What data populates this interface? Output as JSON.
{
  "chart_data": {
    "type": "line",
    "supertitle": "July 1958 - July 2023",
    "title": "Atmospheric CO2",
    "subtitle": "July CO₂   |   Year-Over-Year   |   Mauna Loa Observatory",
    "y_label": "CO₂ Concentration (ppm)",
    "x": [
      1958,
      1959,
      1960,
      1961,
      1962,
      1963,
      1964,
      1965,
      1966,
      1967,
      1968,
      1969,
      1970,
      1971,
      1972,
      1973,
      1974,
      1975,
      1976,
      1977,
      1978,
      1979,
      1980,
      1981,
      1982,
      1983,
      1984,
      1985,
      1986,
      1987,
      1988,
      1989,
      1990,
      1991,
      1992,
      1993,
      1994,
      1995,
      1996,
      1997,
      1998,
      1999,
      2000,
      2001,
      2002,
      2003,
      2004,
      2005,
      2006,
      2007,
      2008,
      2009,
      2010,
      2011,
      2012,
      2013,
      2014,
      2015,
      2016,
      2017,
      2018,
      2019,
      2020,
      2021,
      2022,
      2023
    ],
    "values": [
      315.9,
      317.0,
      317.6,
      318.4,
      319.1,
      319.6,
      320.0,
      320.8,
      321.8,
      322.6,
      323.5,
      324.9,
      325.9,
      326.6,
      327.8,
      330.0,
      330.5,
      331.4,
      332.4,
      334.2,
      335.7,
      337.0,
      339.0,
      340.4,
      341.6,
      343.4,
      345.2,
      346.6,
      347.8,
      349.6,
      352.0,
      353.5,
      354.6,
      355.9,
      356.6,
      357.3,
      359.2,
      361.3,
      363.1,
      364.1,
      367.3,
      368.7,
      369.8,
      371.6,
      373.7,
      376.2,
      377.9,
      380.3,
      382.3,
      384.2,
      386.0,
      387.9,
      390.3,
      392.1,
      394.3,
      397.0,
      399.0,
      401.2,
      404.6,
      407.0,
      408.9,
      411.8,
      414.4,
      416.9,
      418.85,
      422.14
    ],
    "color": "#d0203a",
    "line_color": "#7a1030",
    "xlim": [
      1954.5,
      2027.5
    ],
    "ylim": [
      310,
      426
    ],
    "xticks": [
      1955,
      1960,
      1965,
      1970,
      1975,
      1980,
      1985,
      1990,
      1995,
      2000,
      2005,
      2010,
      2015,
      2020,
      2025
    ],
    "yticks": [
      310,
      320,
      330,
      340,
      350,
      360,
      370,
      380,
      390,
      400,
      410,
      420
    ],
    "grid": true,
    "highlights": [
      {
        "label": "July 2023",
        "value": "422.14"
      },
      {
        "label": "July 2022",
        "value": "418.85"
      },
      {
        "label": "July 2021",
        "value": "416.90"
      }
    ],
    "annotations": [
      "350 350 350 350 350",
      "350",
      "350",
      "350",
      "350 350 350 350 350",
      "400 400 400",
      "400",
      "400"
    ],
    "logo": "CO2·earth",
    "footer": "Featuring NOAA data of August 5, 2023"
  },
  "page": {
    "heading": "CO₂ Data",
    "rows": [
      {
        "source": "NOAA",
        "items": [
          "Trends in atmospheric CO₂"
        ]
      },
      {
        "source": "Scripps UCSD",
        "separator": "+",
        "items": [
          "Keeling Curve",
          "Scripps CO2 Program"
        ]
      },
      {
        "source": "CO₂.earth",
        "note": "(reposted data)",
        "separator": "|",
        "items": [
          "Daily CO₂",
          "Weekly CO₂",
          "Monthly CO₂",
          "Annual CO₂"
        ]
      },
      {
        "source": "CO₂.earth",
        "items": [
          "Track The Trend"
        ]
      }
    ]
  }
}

- What the task asks: Copy out the data shown above without altering anything.

- Correct result:
What data populates this interface? Output as JSON.
{
  "chart_data": {
    "type": "line",
    "supertitle": "July 1958 - July 2023",
    "title": "Atmospheric CO2",
    "subtitle": "July CO₂   |   Year-Over-Year   |   Mauna Loa Observatory",
    "y_label": "CO₂ Concentration (ppm)",
    "x": [
      1958,
      1959,
      1960,
      1961,
      1962,
      1963,
      1964,
      1965,
      1966,
      1967,
      1968,
      1969,
      1970,
      1971,
      1972,
      1973,
      1974,
      1975,
      1976,
      1977,
      1978,
      1979,
      1980,
      1981,
      1982,
      1983,
      1984,
      1985,
      1986,
      1987,
      1988,
      1989,
      1990,
      1991,
      1992,
      1993,
      1994,
      1995,
      1996,
      1997,
      1998,
      1999,
      2000,
      2001,
      2002,
      2003,
      2004,
      2005,
      2006,
      2007,
      2008,
      2009,
      2010,
      2011,
      2012,
      2013,
      2014,
      2015,
      2016,
      2017,
      2018,
      2019,
      2020,
      2021,
      2022,
      2023
    ],
    "values": [
      315.9,
      317.0,
      317.6,
      318.4,
      319.1,
      319.6,
      320.0,
      320.8,
      321.8,
      322.6,
      323.5,
      324.9,
      325.9,
      326.6,
      327.8,
      330.0,
      330.5,
      331.4,
      332.4,
      334.2,
      335.7,
      337.0,
      339.0,
      340.4,
      341.6,
      343.4,
      345.2,
      346.6,
      347.8,
      349.6,
      352.0,
      353.5,
      354.6,
      355.9,
      356.6,
      357.3,
      359.2,
      361.3,
      363.1,
      364.1,
      367.3,
      368.7,
      369.8,
      371.6,
      373.7,
      376.2,
      377.9,
      380.3,
      382.3,
      384.2,
      386.0,
      387.9,
      390.3,
      392.1,
      394.3,
      397.0,
      399.0,
      401.2,
      404.6,
      407.0,
      408.9,
      411.8,
      414.4,
      416.9,
      418.85,
      422.14
    ],
    "color": "#d0203a",
    "line_color": "#7a1030",
    "xlim": [
      1954.5,
      2027.5
    ],
    "ylim": [
      310,
      426
    ],
    "xticks": [
      1955,
      1960,
      1965,
      1970,
      1975,
      1980,
      1985,
      1990,
      1995,
      2000,
      2005,
      2010,
      2015,
      2020,
      2025
    ],
    "yticks": [
      310,
      320,
      330,
      340,
      350,
      360,
      370,
      380,
      390,
      400,
      410,
      420
    ],
    "grid": true,
    "highlights": [
      {
        "label": "July 2023",
        "value": "422.14"
      },
      {
        "label": "July 2022",
        "value": "418.85"
      },
      {
        "label": "July 2021",
        "value": "416.90"
      }
    ],
    "annotations": [
      "350 350 350 350 350",
      "350",
      "350",
      "350",
      "350 350 350 350 350",
      "400 400 400",
      "400",
      "400"
    ],
    "logo": "CO2·earth",
    "footer": "Featuring NOAA data of August 5, 2023"
  },
  "page": {
    "heading": "CO₂ Data",
    "rows": [
      {
        "source": "NOAA",
        "items": [
          "Trends in atmospheric CO₂"
        ]
      },
      {
        "source": "Scripps UCSD",
        "separator": "+",
        "items": [
          "Keeling Curve",
          "Scripps CO2 Program"
        ]
      },
      {
        "source": "CO₂.earth",
        "note": "(reposted data)",
        "separator": "|",
        "items": [
          "Daily CO₂",
          "Weekly CO₂",
          "Monthly CO₂",
          "Annual CO₂"
        ]
      },
      {
        "source": "CO₂.earth",
        "items": [
          "Track The Trend"
        ]
      }
    ]
  }
}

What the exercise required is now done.